_Excerpt from a dataset:_
-------

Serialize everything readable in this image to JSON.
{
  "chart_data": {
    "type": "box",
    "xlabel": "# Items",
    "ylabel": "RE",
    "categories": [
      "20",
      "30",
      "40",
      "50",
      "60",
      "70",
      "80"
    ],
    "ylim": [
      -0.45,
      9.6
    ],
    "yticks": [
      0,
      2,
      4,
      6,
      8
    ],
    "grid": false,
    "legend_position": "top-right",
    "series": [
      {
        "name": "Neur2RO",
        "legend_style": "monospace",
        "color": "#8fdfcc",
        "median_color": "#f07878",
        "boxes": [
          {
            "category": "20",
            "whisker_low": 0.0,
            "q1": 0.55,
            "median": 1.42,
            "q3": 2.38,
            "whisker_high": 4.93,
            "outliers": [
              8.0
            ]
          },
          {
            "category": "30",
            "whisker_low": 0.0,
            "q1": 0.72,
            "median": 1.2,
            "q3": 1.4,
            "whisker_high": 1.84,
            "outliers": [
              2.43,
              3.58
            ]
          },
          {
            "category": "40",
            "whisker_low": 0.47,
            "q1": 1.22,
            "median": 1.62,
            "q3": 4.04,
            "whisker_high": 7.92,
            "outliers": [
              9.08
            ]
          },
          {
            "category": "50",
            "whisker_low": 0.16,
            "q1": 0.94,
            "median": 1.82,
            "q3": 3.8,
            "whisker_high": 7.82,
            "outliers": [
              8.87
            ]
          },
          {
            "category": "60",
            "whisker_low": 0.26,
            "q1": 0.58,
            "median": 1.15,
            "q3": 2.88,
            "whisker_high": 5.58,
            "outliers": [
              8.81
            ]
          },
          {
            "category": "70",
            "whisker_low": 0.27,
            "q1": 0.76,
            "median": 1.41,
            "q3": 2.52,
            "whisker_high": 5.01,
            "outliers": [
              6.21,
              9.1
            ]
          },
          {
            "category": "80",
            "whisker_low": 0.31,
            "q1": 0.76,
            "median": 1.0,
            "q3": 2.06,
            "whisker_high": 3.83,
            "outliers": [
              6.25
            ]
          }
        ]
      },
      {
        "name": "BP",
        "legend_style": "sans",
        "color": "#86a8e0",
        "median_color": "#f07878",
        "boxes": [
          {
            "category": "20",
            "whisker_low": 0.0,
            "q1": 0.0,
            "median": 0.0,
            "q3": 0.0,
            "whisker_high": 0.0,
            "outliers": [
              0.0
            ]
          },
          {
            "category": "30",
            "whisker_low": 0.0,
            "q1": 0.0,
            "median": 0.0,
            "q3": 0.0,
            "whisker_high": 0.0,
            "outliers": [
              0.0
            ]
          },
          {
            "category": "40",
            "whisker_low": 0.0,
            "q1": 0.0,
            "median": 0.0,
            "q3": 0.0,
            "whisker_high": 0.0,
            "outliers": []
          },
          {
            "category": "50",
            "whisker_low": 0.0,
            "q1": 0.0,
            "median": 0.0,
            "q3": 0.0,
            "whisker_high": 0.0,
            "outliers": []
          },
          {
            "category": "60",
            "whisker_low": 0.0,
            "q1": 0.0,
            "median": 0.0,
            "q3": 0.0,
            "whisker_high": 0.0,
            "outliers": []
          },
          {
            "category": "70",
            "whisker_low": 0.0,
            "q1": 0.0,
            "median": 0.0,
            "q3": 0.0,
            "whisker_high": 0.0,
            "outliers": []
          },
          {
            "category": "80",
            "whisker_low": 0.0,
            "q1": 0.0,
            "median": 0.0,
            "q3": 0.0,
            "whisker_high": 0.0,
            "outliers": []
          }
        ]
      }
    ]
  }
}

-------

_Written request:_ Write out the listing once more, matching it exactly.

_Answer for the task:_
Serialize everything readable in this image to JSON.
{
  "chart_data": {
    "type": "box",
    "xlabel": "# Items",
    "ylabel": "RE",
    "categories": [
      "20",
      "30",
      "40",
      "50",
      "60",
      "70",
      "80"
    ],
    "ylim": [
      -0.45,
      9.6
    ],
    "yticks": [
      0,
      2,
      4,
      6,
      8
    ],
    "grid": false,
    "legend_position": "top-right",
    "series": [
      {
        "name": "Neur2RO",
        "legend_style": "monospace",
        "color": "#8fdfcc",
        "median_color": "#f07878",
        "boxes": [
          {
            "category": "20",
            "whisker_low": 0.0,
            "q1": 0.55,
            "median": 1.42,
            "q3": 2.38,
            "whisker_high": 4.93,
            "outliers": [
              8.0
            ]
          },
          {
            "category": "30",
            "whisker_low": 0.0,
            "q1": 0.72,
            "median": 1.2,
            "q3": 1.4,
            "whisker_high": 1.84,
            "outliers": [
              2.43,
              3.58
            ]
          },
          {
            "category": "40",
            "whisker_low": 0.47,
            "q1": 1.22,
            "median": 1.62,
            "q3": 4.04,
            "whisker_high": 7.92,
            "outliers": [
              9.08
            ]
          },
          {
            "category": "50",
            "whisker_low": 0.16,
            "q1": 0.94,
            "median": 1.82,
            "q3": 3.8,
            "whisker_high": 7.82,
            "outliers": [
              8.87
            ]
          },
          {
            "category": "60",
            "whisker_low": 0.26,
            "q1": 0.58,
            "median": 1.15,
            "q3": 2.88,
            "whisker_high": 5.58,
            "outliers": [
              8.81
            ]
          },
          {
            "category": "70",
            "whisker_low": 0.27,
            "q1": 0.76,
            "median": 1.41,
            "q3": 2.52,
            "whisker_high": 5.01,
            "outliers": [
              6.21,
              9.1
            ]
          },
          {
            "category": "80",
            "whisker_low": 0.31,
            "q1": 0.76,
            "median": 1.0,
            "q3": 2.06,
            "whisker_high": 3.83,
            "outliers": [
              6.25
            ]
          }
        ]
      },
      {
        "name": "BP",
        "legend_style": "sans",
        "color": "#86a8e0",
        "median_color": "#f07878",
        "boxes": [
          {
            "category": "20",
            "whisker_low": 0.0,
            "q1": 0.0,
            "median": 0.0,
            "q3": 0.0,
            "whisker_high": 0.0,
            "outliers": [
              0.0
            ]
          },
          {
            "category": "30",
            "whisker_low": 0.0,
            "q1": 0.0,
            "median": 0.0,
            "q3": 0.0,
            "whisker_high": 0.0,
            "outliers": [
              0.0
            ]
          },
          {
            "category": "40",
            "whisker_low": 0.0,
            "q1": 0.0,
            "median": 0.0,
            "q3": 0.0,
            "whisker_high": 0.0,
            "outliers": []
          },
          {
            "category": "50",
            "whisker_low": 0.0,
            "q1": 0.0,
            "median": 0.0,
            "q3": 0.0,
            "whisker_high": 0.0,
            "outliers": []
          },
          {
            "category": "60",
            "whisker_low": 0.0,
            "q1": 0.0,
            "median": 0.0,
            "q3": 0.0,
            "whisker_high": 0.0,
            "outliers": []
          },
          {
            "category": "70",
            "whisker_low": 0.0,
            "q1": 0.0,
            "median": 0.0,
            "q3": 0.0,
            "whisker_high": 0.0,
            "outliers": []
          },
          {
            "category": "80",
            "whisker_low": 0.0,
            "q1": 0.0,
            "median": 0.0,
            "q3": 0.0,
            "whisker_high": 0.0,
            "outliers": []
          }
        ]
      }
    ]
  }
}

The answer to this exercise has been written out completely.